"While we try to teach our children all about life, our children teach us what life is all about."
As a mama to 4 (still can't get used to writing that) small children, my aspiration is to teach them everyday. Some days I teach them good things. Other days, to my shame, I'm afraid they're not learning to much good.
But every mama , I would imagine, could say that her children have taught her far more...things about herself, about life, and about God. I was pondering this thought the other morning and tried to think what my children have taught me about God, in particular.
Lillie, for instance, has taught me that God can completely transform a person's life, their attitudes, their point of view when they fully surrender and let him. I was saved by God's grace two days before I found out Lillie was on her way. Before that day, children were the furtherest thing from my mind. Children tied you down, made you give up things, were harder work than they were worth. I'm being honest. But I have maintained that God knew I would not be the best mother I could be aside from His hand on my life, the change salvation brings. So, he worked on me for a long time and when I finally accepted Him I had no idea that change was immediately on the horizon. I was scared sick when I found out I was pregnant. I am so not cut out for this, Lord was my thinking. But God knew otherwise and worked on changing my attitude and my heart and my nasty little ways from square one. Am I the best mother I can be? Nope, not by a longshot. But I am thankful that my attitude was changed and that God's hand has been so apparent in my life as I've tried and am still trying to learn how to be a mom.

REQUIRED ACTIONS:
a – Return the part of the motherhood reflection that opens with the words containing "As a mama to" and closes with "to much good.".
b – For each statement, say whether it agrees with the motherhood reflection, answering yes or no and quoting the deciding words: (i) The writer was saved two days before finding out Lillie was on the way. (ii) The writer claims to be the best mother possible. (iii) Before being saved, the writer thought about children a great deal.
The listing has no connection to the motherhood reflection.

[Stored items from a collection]
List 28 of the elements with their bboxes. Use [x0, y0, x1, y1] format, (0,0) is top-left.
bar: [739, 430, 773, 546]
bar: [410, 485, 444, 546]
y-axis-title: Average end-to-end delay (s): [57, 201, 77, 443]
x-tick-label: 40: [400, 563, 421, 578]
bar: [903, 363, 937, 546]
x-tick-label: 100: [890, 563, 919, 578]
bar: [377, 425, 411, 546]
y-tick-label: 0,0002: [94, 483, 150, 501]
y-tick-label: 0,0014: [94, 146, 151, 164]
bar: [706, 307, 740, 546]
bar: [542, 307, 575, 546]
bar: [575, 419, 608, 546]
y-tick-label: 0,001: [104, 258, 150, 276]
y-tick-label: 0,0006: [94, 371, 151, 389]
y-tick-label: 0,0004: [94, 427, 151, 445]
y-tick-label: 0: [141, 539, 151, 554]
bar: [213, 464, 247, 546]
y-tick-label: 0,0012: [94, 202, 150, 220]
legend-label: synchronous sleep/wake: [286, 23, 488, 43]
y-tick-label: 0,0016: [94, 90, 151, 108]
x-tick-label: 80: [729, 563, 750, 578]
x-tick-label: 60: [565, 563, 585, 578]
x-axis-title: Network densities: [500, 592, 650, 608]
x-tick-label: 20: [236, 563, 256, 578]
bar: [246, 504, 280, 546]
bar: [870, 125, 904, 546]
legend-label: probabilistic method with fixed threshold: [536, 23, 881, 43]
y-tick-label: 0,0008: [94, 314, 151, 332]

SOLUTIONS TO THE PROBLEMS:
a –
As a mama to 4 (still can't get used to writing that) small children, my aspiration is to teach them everyday. Some days I teach them good things. Other days, to my shame, I'm afraid they're not learning to much good.

b –
(i) Yes: "I was saved by God's grace two days before I found out Lillie was on her way."
(ii) No: "Am I the best mother I can be? Nope, not by a longshot."
(iii) No: "Before that day, children were the furtherest thing from my mind."